PASSAGE PROVIDED →
Good job (on reading Hokes) it if the refiners bible & you will find your self referring back to it often - its a book you study not just read

Between her book (Hokes) & the info you will find here on the forum you will find your self captivated by the art of precious metal recovery & refining 

There are many sources of material from which you can recover & refine PMs & this forum if full of such info

This forum is the absolute best source of information in the world on what kind of material has PMs - how to recover them & then how to refine them

Welcome to the forum & may you find the journey rewarding

Kurt


----------



## necromancer (Mar 17, 2014)

lukeduke077, some other documents that you may find useful.


----------



## 4metals (Mar 17, 2014)

Before you move forward and try cementing on copper you have to be sure what your pH is. If what you said is true and it is over 12 the copper buss bar will not work. 

Seemingly little details, like what the pH is, make all of the difference in the world in processing. 

By the way, you read that book pretty quick. You first heard about the book at 11:30 last night and by 6:30 this morning you have read (and understood) the book? A lot of coffee and no sleep I guess. That much information doesn't sink in as fast as you seem to think it does.  Nor does saying what you think we want to hear.


----------



## necromancer (Mar 17, 2014)

4metals said:


> By the way, you read that book pretty quick. You first heard about the book at 11:30 last night and by 6:30 this morning you have read (and understood) the book?



 i was going to say just that, seeing i got a kick in the upper front of my pants just a few days ago i kept my mouth shut.


----------



## butcher (Mar 17, 2014)

Luke,
You sure are a fast reader.
I still think you are rushing into things, being impatient to get the gold is a good way to miss or lose the gold.
There are many more things to learn, and reading Hokes book does not necessarily mean you understand the chemistry involved in the book or the principles involved, I have been reading that book for years and I still learn new things to help me in recovery and refining.

The information in forum take will take what you have read in Hokes to another level of understanding, between these two sources and other information you can get a very good education in this science, and with the help of other forum members.

You should study more before, you start spending money on lab equipment,and supplies, I have spent very little money stocking my small lab, when I first began I thought I would be needing certain supplies and chemicals, I still have not used in years, I bought some fancy lab glass, it still sits new in boxes (it is too pretty for me to use), when I first started I spent more money than I should have getting scrap materials to recover and refine, I overlooked good sources for precious metals, not having an understanding of where the values are, I lost a lot of gold trying things I did not understand well enough or sometimes had no real clue about, basically I studied for years to build an understanding and my skills, it takes time, knowledge understanding and patience is the key, impatience jumping in and being in a hurry to get the gold before you gain a good understanding leads to loss.

The gold will still be there, you will be able to find it and recover it better, the gold will give you the time you need to spend on learning.

RAW RECORDS →
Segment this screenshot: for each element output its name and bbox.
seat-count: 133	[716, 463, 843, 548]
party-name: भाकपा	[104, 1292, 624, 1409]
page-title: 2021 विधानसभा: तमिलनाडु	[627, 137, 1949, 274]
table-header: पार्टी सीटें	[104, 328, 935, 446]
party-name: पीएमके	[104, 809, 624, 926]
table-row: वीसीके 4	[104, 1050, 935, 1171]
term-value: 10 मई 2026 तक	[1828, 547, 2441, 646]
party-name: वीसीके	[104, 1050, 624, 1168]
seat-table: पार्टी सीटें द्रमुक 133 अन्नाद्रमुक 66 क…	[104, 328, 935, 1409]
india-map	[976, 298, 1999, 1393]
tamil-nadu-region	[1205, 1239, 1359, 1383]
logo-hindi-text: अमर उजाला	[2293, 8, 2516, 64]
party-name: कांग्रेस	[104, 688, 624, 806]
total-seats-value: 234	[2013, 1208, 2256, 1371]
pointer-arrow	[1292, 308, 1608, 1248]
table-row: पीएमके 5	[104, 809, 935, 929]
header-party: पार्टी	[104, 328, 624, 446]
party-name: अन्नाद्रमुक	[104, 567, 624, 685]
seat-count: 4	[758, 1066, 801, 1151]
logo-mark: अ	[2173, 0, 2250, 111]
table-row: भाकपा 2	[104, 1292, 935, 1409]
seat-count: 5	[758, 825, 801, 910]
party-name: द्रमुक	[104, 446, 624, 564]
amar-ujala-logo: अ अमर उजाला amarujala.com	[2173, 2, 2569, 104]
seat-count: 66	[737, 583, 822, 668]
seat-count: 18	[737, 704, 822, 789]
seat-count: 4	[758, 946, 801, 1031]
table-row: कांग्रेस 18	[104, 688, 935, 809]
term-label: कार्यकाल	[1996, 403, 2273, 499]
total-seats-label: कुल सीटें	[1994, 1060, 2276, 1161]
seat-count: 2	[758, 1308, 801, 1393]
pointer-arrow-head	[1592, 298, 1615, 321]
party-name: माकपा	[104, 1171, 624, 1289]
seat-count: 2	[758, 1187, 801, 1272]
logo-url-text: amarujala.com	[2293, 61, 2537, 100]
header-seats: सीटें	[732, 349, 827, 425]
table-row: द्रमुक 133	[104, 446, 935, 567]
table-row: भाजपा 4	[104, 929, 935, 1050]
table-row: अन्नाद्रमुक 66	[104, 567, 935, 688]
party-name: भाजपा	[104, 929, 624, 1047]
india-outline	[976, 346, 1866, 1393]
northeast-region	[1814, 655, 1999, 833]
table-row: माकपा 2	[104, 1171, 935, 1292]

REQUIRED WORK →
1/ In the forum thread on precious metal refining, what does 4metals say a pH over 12 would prevent from working?
2/ Continue the forum thread on precious metal refining from the point where it stops.

ANSWERS PROVIDED →
1/ A pH over 12 would keep the copper buss bar from working for cementing.

2/
You have gold fever right now, calm down, relax, build your education, that is where you will get that gold.

You have just began the journey, a journey that can last several life times, don't try to jump to the end before you even really begin. you would miss so much of what is really there. sit back and enjoy the ride, you will pick up that gold along the way.


----------



## butcher (Mar 17, 2014)

necromancer,

I believe GSP was just trying to avoid some of the problems, and tone on the forum, (like the wolf pack mentality with new members...), with his comment the other day. To improve the forum, which I know is also what you wish to do here, to help members of the forum, and also help our new members get started learning. 

Nobody kicked you. you are just perceiving, or receiving it wrong.


----------



## lukeduke077 (Mar 17, 2014)

I am not doing anything with the solution. Still reading all the links that you fine folks have supplied me. I am very grateful for all the help on here. I read that whole book last night because the subject matter was so interesting. I will grant you that rereading will be vital. Is there any way to purchase a copy of Hokes book. I looked on ebay and they are all over a $100.00. I take it that she wrote this book circa 1920 to 1940. I know the prices of raw material are not nearly as cheap today.


I think that what we did wrong was the following . 
1. We did not steam or boil the extra nitric out of the solution.
2. Outside temperatures were to low to produce desired reaction. Which made both the outside & inside temperature to low to produce proper reaction
3. I also think some patience to allow the reaction to work properly. Would have achieved a mush better result. 
4. No rinsing & re washing to place.
5. I should have shotted the pocket watch cases for faster consumption.
6. I did not add the Sulphuric acid to remove the lead out of the solution. ( Thus the white powder I suspect is tin & silver chloride mixed together. )
7. I added Urea & Sodium Metabisulfate.

My main question at present is the following.
With the Urea & Sodium Metabisulfate in the solution.
Is it safe to proceed with steam bathing the Nitric acid out of the solution ?

My initial hypothesis is the following. Going with Chapter 5 Beginners used to much nitric.
1. Replace liquid in a glass vessel. 
2. Place in a steam bath.
3. Add a small amount of Sulphuric Acid to precipitate lead out and start to drive off the nitric.
4. Allow solution to cook down to syrup. ( Not letting the syrup burn or harden into the bottle of vessel.
5. Add small amounts of hydrochloric acid to drive off any remaining acid.
6. Let the dish cool then rinse with distilled water.
7. Place material in large vessel and dilute with 3 to 4 times solutions volume of hot water.
8. Let solution stand for a few days to allow silver chloride to settle. ( solution must be perfectly clear before you proceed any further)
9. Filter solution recovering the silver chloride. ( If any lead was present in solution chloride will have lead crystals)
10. Wash Silver Chloride and place in the silver jar
11. Clear solution will contain the gold copper zinc etc
12. In another vessel dissolve Ferrous Sulfate ( green copperas) into to warm water. ( using ratio of 50 Pennyweights of gold to 1 Quart of water & 1LB Green copperas I.E. Ferrous Sulfate.
13. pour solution slowly into gold solution and stir.
14. Allow material to settle overnight. Brown powder should emerge in the bottom of vessel.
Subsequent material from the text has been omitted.